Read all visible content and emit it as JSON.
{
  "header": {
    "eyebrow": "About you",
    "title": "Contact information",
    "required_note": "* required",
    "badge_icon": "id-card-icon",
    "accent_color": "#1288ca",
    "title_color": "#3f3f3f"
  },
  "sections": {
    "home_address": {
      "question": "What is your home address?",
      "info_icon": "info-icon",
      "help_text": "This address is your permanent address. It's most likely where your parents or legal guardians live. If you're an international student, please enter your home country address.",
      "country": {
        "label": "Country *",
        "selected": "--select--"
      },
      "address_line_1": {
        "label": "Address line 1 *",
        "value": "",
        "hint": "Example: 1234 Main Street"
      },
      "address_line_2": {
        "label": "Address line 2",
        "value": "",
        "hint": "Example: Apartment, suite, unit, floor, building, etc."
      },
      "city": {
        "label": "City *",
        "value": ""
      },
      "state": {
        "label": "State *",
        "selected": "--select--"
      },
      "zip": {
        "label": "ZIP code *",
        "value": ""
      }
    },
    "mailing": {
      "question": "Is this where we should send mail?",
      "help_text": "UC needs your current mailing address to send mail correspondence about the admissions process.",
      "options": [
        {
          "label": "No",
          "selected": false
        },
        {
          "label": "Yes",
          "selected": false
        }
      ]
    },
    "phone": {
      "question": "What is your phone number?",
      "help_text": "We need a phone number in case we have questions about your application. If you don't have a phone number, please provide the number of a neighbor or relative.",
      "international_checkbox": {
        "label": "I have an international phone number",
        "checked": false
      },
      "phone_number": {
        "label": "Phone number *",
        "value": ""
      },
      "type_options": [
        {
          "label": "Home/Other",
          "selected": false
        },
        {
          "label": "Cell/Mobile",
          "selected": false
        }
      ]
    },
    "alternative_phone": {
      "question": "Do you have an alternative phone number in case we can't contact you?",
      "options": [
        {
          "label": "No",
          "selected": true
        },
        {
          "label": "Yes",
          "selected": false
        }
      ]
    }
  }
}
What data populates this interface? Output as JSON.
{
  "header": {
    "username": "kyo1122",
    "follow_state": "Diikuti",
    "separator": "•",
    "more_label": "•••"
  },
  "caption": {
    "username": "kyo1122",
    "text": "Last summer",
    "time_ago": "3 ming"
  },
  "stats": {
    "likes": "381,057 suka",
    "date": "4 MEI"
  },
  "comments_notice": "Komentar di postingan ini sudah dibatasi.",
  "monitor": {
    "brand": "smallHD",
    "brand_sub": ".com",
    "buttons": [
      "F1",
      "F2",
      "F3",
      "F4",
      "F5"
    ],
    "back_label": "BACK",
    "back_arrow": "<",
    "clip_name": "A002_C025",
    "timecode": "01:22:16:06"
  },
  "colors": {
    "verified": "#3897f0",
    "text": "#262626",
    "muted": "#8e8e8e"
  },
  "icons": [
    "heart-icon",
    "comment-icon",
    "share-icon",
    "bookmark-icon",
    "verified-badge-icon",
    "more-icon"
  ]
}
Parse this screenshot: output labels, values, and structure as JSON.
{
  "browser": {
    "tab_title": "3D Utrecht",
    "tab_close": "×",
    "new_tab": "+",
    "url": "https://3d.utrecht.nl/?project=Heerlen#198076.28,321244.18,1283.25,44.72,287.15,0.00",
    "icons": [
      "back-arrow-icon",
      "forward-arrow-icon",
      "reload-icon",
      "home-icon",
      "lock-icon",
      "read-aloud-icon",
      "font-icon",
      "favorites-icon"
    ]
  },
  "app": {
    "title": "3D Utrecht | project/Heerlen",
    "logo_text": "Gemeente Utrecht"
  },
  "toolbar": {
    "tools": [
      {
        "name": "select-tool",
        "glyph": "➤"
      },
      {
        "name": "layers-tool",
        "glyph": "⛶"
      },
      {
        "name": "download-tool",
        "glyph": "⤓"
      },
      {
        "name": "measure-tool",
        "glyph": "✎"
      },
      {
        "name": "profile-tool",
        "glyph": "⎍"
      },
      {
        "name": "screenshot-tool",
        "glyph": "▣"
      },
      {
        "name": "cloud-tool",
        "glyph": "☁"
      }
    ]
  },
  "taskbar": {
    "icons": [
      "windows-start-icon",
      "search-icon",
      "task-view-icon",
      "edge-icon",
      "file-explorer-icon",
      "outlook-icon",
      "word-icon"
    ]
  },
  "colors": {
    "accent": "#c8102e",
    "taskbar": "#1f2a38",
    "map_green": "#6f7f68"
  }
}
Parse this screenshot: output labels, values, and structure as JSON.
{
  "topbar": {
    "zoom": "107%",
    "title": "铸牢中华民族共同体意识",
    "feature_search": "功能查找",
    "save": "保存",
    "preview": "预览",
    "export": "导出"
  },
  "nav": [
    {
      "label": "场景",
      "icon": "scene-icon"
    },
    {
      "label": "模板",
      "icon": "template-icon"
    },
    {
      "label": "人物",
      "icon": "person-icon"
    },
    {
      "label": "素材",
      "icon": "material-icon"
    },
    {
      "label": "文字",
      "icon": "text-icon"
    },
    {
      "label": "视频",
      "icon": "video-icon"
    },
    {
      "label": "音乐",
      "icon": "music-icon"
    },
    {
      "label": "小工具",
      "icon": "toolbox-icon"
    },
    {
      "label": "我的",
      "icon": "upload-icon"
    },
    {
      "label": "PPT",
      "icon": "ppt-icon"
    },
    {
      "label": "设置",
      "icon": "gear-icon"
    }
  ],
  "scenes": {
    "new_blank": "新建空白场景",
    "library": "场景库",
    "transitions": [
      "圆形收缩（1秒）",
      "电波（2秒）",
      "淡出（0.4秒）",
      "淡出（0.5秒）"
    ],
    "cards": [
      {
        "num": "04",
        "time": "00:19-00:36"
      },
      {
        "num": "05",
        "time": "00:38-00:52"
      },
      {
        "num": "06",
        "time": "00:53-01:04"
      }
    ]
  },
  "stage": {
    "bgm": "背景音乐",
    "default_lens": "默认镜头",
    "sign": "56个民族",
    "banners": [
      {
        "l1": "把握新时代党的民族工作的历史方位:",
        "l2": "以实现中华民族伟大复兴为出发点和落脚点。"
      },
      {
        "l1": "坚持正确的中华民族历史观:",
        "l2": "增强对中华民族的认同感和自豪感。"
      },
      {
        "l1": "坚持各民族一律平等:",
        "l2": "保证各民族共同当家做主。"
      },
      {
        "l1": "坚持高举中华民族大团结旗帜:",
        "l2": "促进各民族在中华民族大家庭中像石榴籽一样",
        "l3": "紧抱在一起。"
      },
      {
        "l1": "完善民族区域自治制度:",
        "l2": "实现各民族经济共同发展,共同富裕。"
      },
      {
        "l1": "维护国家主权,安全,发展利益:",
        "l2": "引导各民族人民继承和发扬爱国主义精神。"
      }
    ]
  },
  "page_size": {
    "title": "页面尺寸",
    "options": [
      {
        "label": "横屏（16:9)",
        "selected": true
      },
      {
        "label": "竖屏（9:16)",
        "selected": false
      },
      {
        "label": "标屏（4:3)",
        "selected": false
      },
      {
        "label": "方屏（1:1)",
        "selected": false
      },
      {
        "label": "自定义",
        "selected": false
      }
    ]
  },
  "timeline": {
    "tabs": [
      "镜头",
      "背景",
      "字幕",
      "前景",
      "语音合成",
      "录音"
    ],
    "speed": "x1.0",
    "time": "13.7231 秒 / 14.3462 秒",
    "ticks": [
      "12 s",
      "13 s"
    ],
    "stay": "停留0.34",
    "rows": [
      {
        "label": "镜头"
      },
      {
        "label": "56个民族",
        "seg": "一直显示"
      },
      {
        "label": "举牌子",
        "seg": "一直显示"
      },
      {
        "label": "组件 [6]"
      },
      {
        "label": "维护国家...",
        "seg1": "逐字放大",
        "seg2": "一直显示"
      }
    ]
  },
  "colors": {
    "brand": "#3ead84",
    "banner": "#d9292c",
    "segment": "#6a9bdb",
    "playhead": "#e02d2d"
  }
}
◆ ◆ ◆ ◆
Written request:
What number of lines in the records contain the word "Heerlen"? Answer with that number alone.

Response to the exercise:
2